Extracted records:
"""
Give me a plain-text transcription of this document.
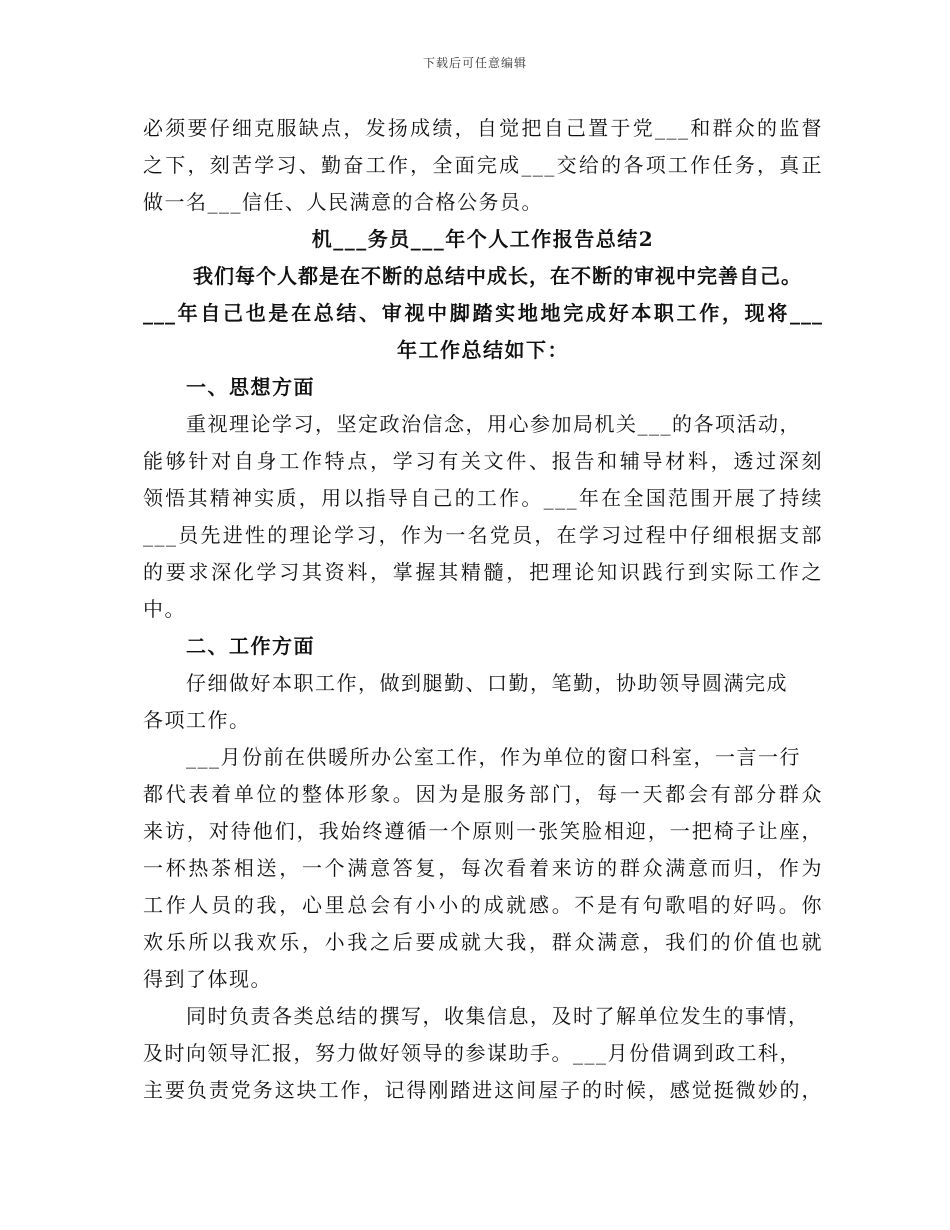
下载后可任意编辑
必须要仔细克服缺点，发扬成绩，自觉把自己置于党___和群众的监督
之下，刻苦学习、勤奋工作，全面完成___交给的各项工作任务，真正
做一名___信任、人民满意的合格公务员。
机___务员___年个人工作报告总结2
我们每个人都是在不断的总结中成长，在不断的审视中完善自己。
___年自己也是在总结、审视中脚踏实地地完成好本职工作，现将___
年工作总结如下：
一、思想方面
重视理论学习，坚定政治信念，用心参加局机关___的各项活动，
能够针对自身工作特点，学习有关文件、报告和辅导材料，透过深刻
领悟其精神实质，用以指导自己的工作。___年在全国范围开展了持续
___员先进性的理论学习，作为一名党员，在学习过程中仔细根据支部
的要求深化学习其资料，掌握其精髓，把理论知识践行到实际工作之
中。
二、工作方面
仔细做好本职工作，做到腿勤、口勤，笔勤，协助领导圆满完成
各项工作。
___月份前在供暖所办公室工作，作为单位的窗口科室，一言一行
都代表着单位的整体形象。因为是服务部门，每一天都会有部分群众
来访，对待他们，我始终遵循一个原则一张笑脸相迎，一把椅子让座，
一杯热茶相送，一个满意答复，每次看着来访的群众满意而归，作为
工作人员的我，心里总会有小小的成就感。不是有句歌唱的好吗。你
欢乐所以我欢乐，小我之后要成就大我，群众满意，我们的价值也就
得到了体现。
同时负责各类总结的撰写，收集信息，及时了解单位发生的事情，
及时向领导汇报，努力做好领导的参谋助手。___月份借调到政工科，
主要负责党务这块工作，记得刚踏进这间屋子的时候，感觉挺微妙的，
"""
Given request: Omit the pictures and reproduce the listing exactly.

Written answer:
Give me a plain-text transcription of this document.
下载后可任意编辑
必须要仔细克服缺点，发扬成绩，自觉把自己置于党___和群众的监督
之下，刻苦学习、勤奋工作，全面完成___交给的各项工作任务，真正
做一名___信任、人民满意的合格公务员。
机___务员___年个人工作报告总结2
我们每个人都是在不断的总结中成长，在不断的审视中完善自己。
___年自己也是在总结、审视中脚踏实地地完成好本职工作，现将___
年工作总结如下：
一、思想方面
重视理论学习，坚定政治信念，用心参加局机关___的各项活动，
能够针对自身工作特点，学习有关文件、报告和辅导材料，透过深刻
领悟其精神实质，用以指导自己的工作。___年在全国范围开展了持续
___员先进性的理论学习，作为一名党员，在学习过程中仔细根据支部
的要求深化学习其资料，掌握其精髓，把理论知识践行到实际工作之
中。
二、工作方面
仔细做好本职工作，做到腿勤、口勤，笔勤，协助领导圆满完成
各项工作。
___月份前在供暖所办公室工作，作为单位的窗口科室，一言一行
都代表着单位的整体形象。因为是服务部门，每一天都会有部分群众
来访，对待他们，我始终遵循一个原则一张笑脸相迎，一把椅子让座，
一杯热茶相送，一个满意答复，每次看着来访的群众满意而归，作为
工作人员的我，心里总会有小小的成就感。不是有句歌唱的好吗。你
欢乐所以我欢乐，小我之后要成就大我，群众满意，我们的价值也就
得到了体现。
同时负责各类总结的撰写，收集信息，及时了解单位发生的事情，
及时向领导汇报，努力做好领导的参谋助手。___月份借调到政工科，
主要负责党务这块工作，记得刚踏进这间屋子的时候，感觉挺微妙的，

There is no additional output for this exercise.